Output each line exactly as it appears, skipping any embedded picture.

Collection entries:
** Start **

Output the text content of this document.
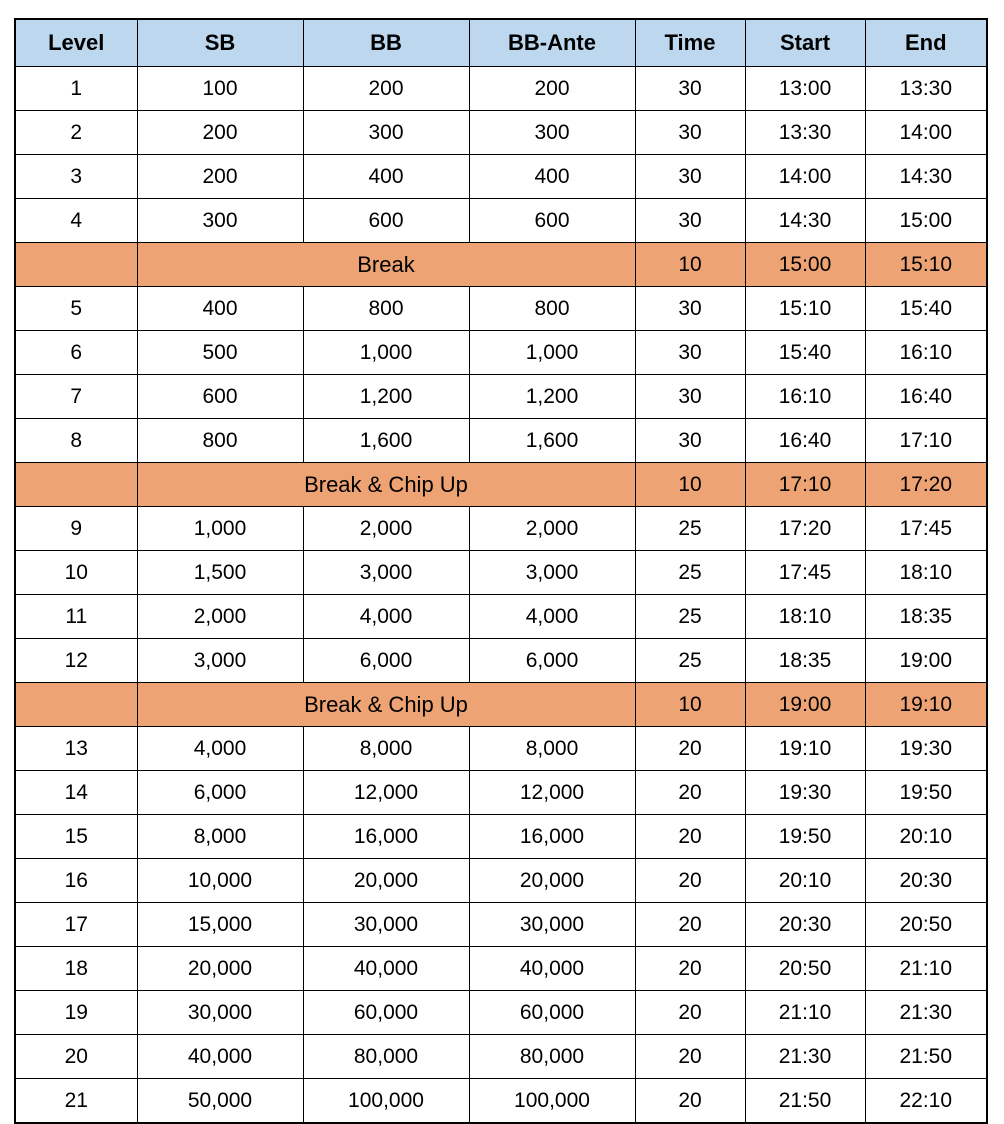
Level	SB	BB	BB-Ante	Time	Start	End
1	100	200	200	30	13:00	13:30
2	200	300	300	30	13:30	14:00
3	200	400	400	30	14:00	14:30
4	300	600	600	30	14:30	15:00
	Break			10	15:00	15:10
5	400	800	800	30	15:10	15:40
6	500	1,000	1,000	30	15:40	16:10
7	600	1,200	1,200	30	16:10	16:40
8	800	1,600	1,600	30	16:40	17:10
	Break & Chip Up			10	17:10	17:20
9	1,000	2,000	2,000	25	17:20	17:45
10	1,500	3,000	3,000	25	17:45	18:10
11	2,000	4,000	4,000	25	18:10	18:35
12	3,000	6,000	6,000	25	18:35	19:00
	Break & Chip Up			10	19:00	19:10
13	4,000	8,000	8,000	20	19:10	19:30
14	6,000	12,000	12,000	20	19:30	19:50
15	8,000	16,000	16,000	20	19:50	20:10
16	10,000	20,000	20,000	20	20:10	20:30
17	15,000	30,000	30,000	20	20:30	20:50
18	20,000	40,000	40,000	20	20:50	21:10
19	30,000	60,000	60,000	20	21:10	21:30
20	40,000	80,000	80,000	20	21:30	21:50
21	50,000	100,000	100,000	20	21:50	22:10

** End **

● EXERCISE RESULT
Output the text content of this document.
Level	SB	BB	BB-Ante	Time	Start	End
1	100	200	200	30	13:00	13:30
2	200	300	300	30	13:30	14:00
3	200	400	400	30	14:00	14:30
4	300	600	600	30	14:30	15:00
	Break			10	15:00	15:10
5	400	800	800	30	15:10	15:40
6	500	1,000	1,000	30	15:40	16:10
7	600	1,200	1,200	30	16:10	16:40
8	800	1,600	1,600	30	16:40	17:10
	Break & Chip Up			10	17:10	17:20
9	1,000	2,000	2,000	25	17:20	17:45
10	1,500	3,000	3,000	25	17:45	18:10
11	2,000	4,000	4,000	25	18:10	18:35
12	3,000	6,000	6,000	25	18:35	19:00
	Break & Chip Up			10	19:00	19:10
13	4,000	8,000	8,000	20	19:10	19:30
14	6,000	12,000	12,000	20	19:30	19:50
15	8,000	16,000	16,000	20	19:50	20:10
16	10,000	20,000	20,000	20	20:10	20:30
17	15,000	30,000	30,000	20	20:30	20:50
18	20,000	40,000	40,000	20	20:50	21:10
19	30,000	60,000	60,000	20	21:10	21:30
20	40,000	80,000	80,000	20	21:30	21:50
21	50,000	100,000	100,000	20	21:50	22:10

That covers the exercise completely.